:: Task to complete ::
Leaving out the pictures, output the lines from the one that contains "OCR this image." through the end of the material, exactly as they stand.

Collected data
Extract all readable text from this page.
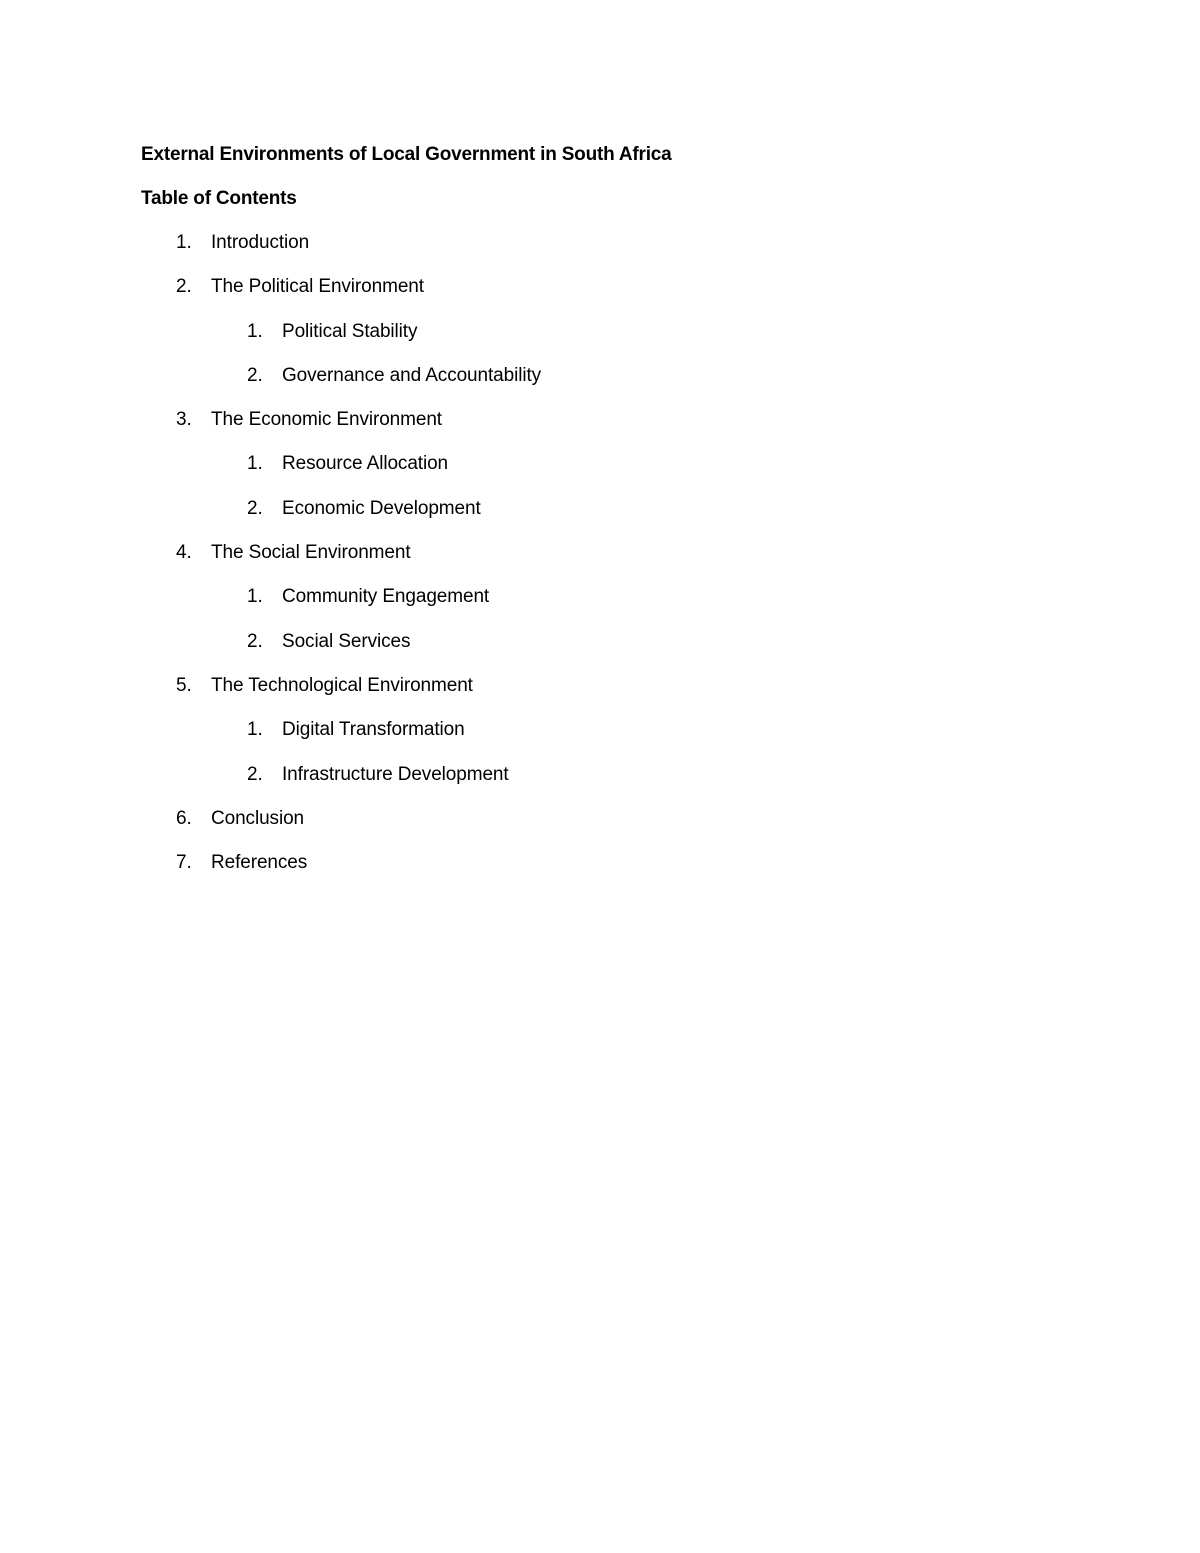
External Environments of Local Government in South Africa
Table of Contents
1.	Introduction
2.	The Political Environment
1.	Political Stability
2.	Governance and Accountability
3.	The Economic Environment
1.	Resource Allocation
2.	Economic Development
4.	The Social Environment
1.	Community Engagement
2.	Social Services
5.	The Technological Environment
1.	Digital Transformation
2.	Infrastructure Development
6.	Conclusion
7.	References
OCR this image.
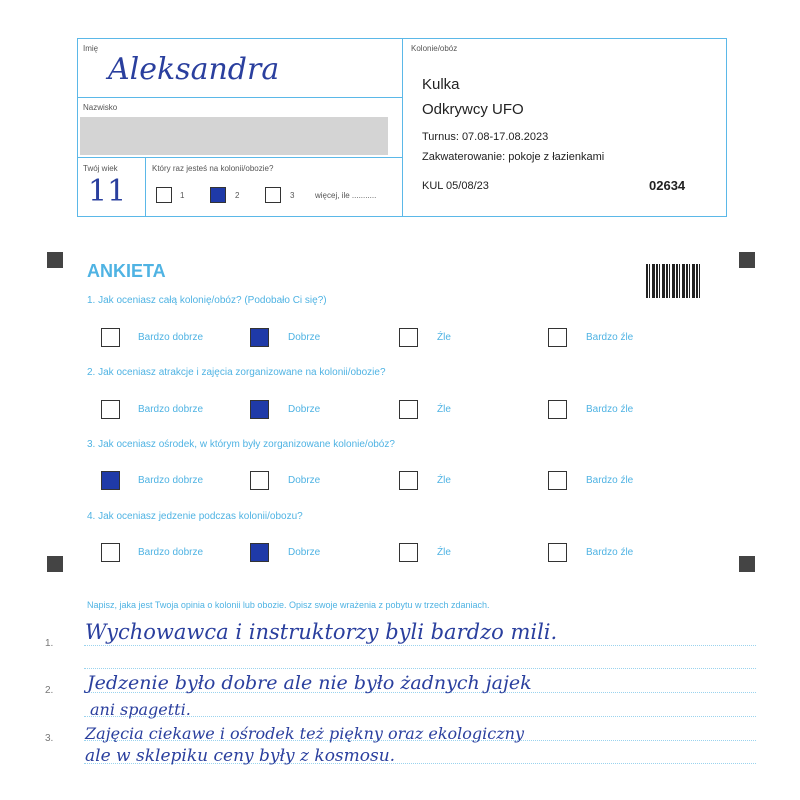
Imię
Aleksandra
Nazwisko
Twój wiek
11
Który raz jesteś na kolonii/obozie?
1	2	3	więcej, ile ...........
Kolonie/obóz
Kulka
Odkrywcy UFO
Turnus: 07.08-17.08.2023
Zakwaterowanie: pokoje z łazienkami
KUL 05/08/23	02634
ANKIETA
1. Jak oceniasz całą kolonię/obóz? (Podobało Ci się?)
2. Jak oceniasz atrakcje i zajęcia zorganizowane na kolonii/obozie?
3. Jak oceniasz ośrodek, w którym były zorganizowane kolonie/obóz?
4. Jak oceniasz jedzenie podczas kolonii/obozu?
Bardzo dobrze	Dobrze	Źle	Bardzo źle
Bardzo dobrze	Dobrze	Źle	Bardzo źle
Bardzo dobrze	Dobrze	Źle	Bardzo źle
Bardzo dobrze	Dobrze	Źle	Bardzo źle
Napisz, jaka jest Twoja opinia o kolonii lub obozie. Opisz swoje wrażenia z pobytu w trzech zdaniach.
1.
2.
3.
Wychowawca i instruktorzy byli bardzo mili.
Jedzenie było dobre ale nie było żadnych jajek
ani spagetti.
Zajęcia ciekawe i ośrodek też piękny oraz ekologiczny
ale w sklepiku ceny były z kosmosu.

:: Result below ::
OCR this image.
Imię
Aleksandra
Nazwisko
Twój wiek
11
Który raz jesteś na kolonii/obozie?
1	2	3	więcej, ile ...........
Kolonie/obóz
Kulka
Odkrywcy UFO
Turnus: 07.08-17.08.2023
Zakwaterowanie: pokoje z łazienkami
KUL 05/08/23	02634
ANKIETA
1. Jak oceniasz całą kolonię/obóz? (Podobało Ci się?)
2. Jak oceniasz atrakcje i zajęcia zorganizowane na kolonii/obozie?
3. Jak oceniasz ośrodek, w którym były zorganizowane kolonie/obóz?
4. Jak oceniasz jedzenie podczas kolonii/obozu?
Bardzo dobrze	Dobrze	Źle	Bardzo źle
Bardzo dobrze	Dobrze	Źle	Bardzo źle
Bardzo dobrze	Dobrze	Źle	Bardzo źle
Bardzo dobrze	Dobrze	Źle	Bardzo źle
Napisz, jaka jest Twoja opinia o kolonii lub obozie. Opisz swoje wrażenia z pobytu w trzech zdaniach.
1.
2.
3.
Wychowawca i instruktorzy byli bardzo mili.
Jedzenie było dobre ale nie było żadnych jajek
ani spagetti.
Zajęcia ciekawe i ośrodek też piękny oraz ekologiczny
ale w sklepiku ceny były z kosmosu.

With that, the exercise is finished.